**Supplied records**
═══
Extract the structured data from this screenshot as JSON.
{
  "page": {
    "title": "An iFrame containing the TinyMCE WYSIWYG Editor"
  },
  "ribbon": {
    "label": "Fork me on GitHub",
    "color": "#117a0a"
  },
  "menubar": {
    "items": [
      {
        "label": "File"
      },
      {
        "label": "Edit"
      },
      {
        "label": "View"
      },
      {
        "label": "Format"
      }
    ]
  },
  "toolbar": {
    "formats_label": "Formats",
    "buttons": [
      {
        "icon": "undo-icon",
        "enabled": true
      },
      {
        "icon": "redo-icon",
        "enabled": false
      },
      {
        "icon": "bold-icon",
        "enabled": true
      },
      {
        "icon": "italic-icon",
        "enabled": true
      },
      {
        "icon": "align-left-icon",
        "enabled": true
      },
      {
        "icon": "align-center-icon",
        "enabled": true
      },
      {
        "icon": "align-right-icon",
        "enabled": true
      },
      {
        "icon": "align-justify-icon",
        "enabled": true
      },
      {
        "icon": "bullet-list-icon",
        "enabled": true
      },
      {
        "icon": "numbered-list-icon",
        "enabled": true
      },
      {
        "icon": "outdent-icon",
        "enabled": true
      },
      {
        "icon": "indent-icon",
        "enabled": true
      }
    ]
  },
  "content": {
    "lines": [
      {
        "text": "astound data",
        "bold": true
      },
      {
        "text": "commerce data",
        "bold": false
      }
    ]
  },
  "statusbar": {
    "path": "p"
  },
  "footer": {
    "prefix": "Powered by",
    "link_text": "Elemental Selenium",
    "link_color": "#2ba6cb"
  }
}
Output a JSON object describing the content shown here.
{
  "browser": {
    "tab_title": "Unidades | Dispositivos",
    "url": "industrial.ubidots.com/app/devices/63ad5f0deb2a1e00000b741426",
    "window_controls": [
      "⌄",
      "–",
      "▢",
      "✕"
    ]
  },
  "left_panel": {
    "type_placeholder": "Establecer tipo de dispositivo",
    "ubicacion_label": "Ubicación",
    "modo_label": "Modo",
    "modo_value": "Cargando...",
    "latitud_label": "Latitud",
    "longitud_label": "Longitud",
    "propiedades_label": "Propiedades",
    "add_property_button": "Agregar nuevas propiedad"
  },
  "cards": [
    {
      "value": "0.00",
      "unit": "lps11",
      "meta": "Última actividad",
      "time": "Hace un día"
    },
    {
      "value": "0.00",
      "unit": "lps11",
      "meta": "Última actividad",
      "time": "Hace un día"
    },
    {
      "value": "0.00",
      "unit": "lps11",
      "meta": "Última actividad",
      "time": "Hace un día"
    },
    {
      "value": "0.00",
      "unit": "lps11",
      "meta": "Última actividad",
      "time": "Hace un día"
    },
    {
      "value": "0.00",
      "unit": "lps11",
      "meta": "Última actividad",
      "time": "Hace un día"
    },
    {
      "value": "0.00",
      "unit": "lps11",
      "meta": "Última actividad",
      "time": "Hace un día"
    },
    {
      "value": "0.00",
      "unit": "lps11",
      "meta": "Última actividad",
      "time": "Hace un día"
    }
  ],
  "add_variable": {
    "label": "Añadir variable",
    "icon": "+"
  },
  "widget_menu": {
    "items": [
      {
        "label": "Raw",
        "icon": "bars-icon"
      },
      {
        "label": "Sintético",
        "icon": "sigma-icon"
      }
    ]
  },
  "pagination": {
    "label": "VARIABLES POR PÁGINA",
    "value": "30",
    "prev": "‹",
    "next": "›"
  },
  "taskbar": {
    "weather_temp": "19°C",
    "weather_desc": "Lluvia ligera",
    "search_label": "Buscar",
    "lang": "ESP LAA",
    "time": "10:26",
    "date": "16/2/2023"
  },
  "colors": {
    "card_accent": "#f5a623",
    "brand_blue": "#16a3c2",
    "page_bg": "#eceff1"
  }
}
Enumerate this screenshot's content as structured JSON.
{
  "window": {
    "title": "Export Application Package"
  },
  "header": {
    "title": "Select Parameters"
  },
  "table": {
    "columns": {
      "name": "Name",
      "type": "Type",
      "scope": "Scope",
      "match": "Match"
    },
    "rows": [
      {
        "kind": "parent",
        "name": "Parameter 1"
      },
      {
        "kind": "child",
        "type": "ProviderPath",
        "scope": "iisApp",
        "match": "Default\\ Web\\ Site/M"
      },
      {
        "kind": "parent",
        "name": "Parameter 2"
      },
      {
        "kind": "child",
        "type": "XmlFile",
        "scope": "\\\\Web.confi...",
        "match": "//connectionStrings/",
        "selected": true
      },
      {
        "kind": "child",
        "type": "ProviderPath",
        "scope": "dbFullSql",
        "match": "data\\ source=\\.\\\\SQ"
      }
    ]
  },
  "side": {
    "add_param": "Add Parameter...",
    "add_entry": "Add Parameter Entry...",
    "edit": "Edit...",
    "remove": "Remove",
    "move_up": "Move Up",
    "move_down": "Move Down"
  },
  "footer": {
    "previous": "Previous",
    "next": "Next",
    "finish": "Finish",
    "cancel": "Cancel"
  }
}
═══
Copy out each record from above, exactly.

Extract the structured data from this screenshot as JSON.
{
  "page": {
    "title": "An iFrame containing the TinyMCE WYSIWYG Editor"
  },
  "ribbon": {
    "label": "Fork me on GitHub",
    "color": "#117a0a"
  },
  "menubar": {
    "items": [
      {
        "label": "File"
      },
      {
        "label": "Edit"
      },
      {
        "label": "View"
      },
      {
        "label": "Format"
      }
    ]
  },
  "toolbar": {
    "formats_label": "Formats",
    "buttons": [
      {
        "icon": "undo-icon",
        "enabled": true
      },
      {
        "icon": "redo-icon",
        "enabled": false
      },
      {
        "icon": "bold-icon",
        "enabled": true
      },
      {
        "icon": "italic-icon",
        "enabled": true
      },
      {
        "icon": "align-left-icon",
        "enabled": true
      },
      {
        "icon": "align-center-icon",
        "enabled": true
      },
      {
        "icon": "align-right-icon",
        "enabled": true
      },
      {
        "icon": "align-justify-icon",
        "enabled": true
      },
      {
        "icon": "bullet-list-icon",
        "enabled": true
      },
      {
        "icon": "numbered-list-icon",
        "enabled": true
      },
      {
        "icon": "outdent-icon",
        "enabled": true
      },
      {
        "icon": "indent-icon",
        "enabled": true
      }
    ]
  },
  "content": {
    "lines": [
      {
        "text": "astound data",
        "bold": true
      },
      {
        "text": "commerce data",
        "bold": false
      }
    ]
  },
  "statusbar": {
    "path": "p"
  },
  "footer": {
    "prefix": "Powered by",
    "link_text": "Elemental Selenium",
    "link_color": "#2ba6cb"
  }
}
Output a JSON object describing the content shown here.
{
  "browser": {
    "tab_title": "Unidades | Dispositivos",
    "url": "industrial.ubidots.com/app/devices/63ad5f0deb2a1e00000b741426",
    "window_controls": [
      "⌄",
      "–",
      "▢",
      "✕"
    ]
  },
  "left_panel": {
    "type_placeholder": "Establecer tipo de dispositivo",
    "ubicacion_label": "Ubicación",
    "modo_label": "Modo",
    "modo_value": "Cargando...",
    "latitud_label": "Latitud",
    "longitud_label": "Longitud",
    "propiedades_label": "Propiedades",
    "add_property_button": "Agregar nuevas propiedad"
  },
  "cards": [
    {
      "value": "0.00",
      "unit": "lps11",
      "meta": "Última actividad",
      "time": "Hace un día"
    },
    {
      "value": "0.00",
      "unit": "lps11",
      "meta": "Última actividad",
      "time": "Hace un día"
    },
    {
      "value": "0.00",
      "unit": "lps11",
      "meta": "Última actividad",
      "time": "Hace un día"
    },
    {
      "value": "0.00",
      "unit": "lps11",
      "meta": "Última actividad",
      "time": "Hace un día"
    },
    {
      "value": "0.00",
      "unit": "lps11",
      "meta": "Última actividad",
      "time": "Hace un día"
    },
    {
      "value": "0.00",
      "unit": "lps11",
      "meta": "Última actividad",
      "time": "Hace un día"
    },
    {
      "value": "0.00",
      "unit": "lps11",
      "meta": "Última actividad",
      "time": "Hace un día"
    }
  ],
  "add_variable": {
    "label": "Añadir variable",
    "icon": "+"
  },
  "widget_menu": {
    "items": [
      {
        "label": "Raw",
        "icon": "bars-icon"
      },
      {
        "label": "Sintético",
        "icon": "sigma-icon"
      }
    ]
  },
  "pagination": {
    "label": "VARIABLES POR PÁGINA",
    "value": "30",
    "prev": "‹",
    "next": "›"
  },
  "taskbar": {
    "weather_temp": "19°C",
    "weather_desc": "Lluvia ligera",
    "search_label": "Buscar",
    "lang": "ESP LAA",
    "time": "10:26",
    "date": "16/2/2023"
  },
  "colors": {
    "card_accent": "#f5a623",
    "brand_blue": "#16a3c2",
    "page_bg": "#eceff1"
  }
}
Enumerate this screenshot's content as structured JSON.
{
  "window": {
    "title": "Export Application Package"
  },
  "header": {
    "title": "Select Parameters"
  },
  "table": {
    "columns": {
      "name": "Name",
      "type": "Type",
      "scope": "Scope",
      "match": "Match"
    },
    "rows": [
      {
        "kind": "parent",
        "name": "Parameter 1"
      },
      {
        "kind": "child",
        "type": "ProviderPath",
        "scope": "iisApp",
        "match": "Default\\ Web\\ Site/M"
      },
      {
        "kind": "parent",
        "name": "Parameter 2"
      },
      {
        "kind": "child",
        "type": "XmlFile",
        "scope": "\\\\Web.confi...",
        "match": "//connectionStrings/",
        "selected": true
      },
      {
        "kind": "child",
        "type": "ProviderPath",
        "scope": "dbFullSql",
        "match": "data\\ source=\\.\\\\SQ"
      }
    ]
  },
  "side": {
    "add_param": "Add Parameter...",
    "add_entry": "Add Parameter Entry...",
    "edit": "Edit...",
    "remove": "Remove",
    "move_up": "Move Up",
    "move_down": "Move Down"
  },
  "footer": {
    "previous": "Previous",
    "next": "Next",
    "finish": "Finish",
    "cancel": "Cancel"
  }
}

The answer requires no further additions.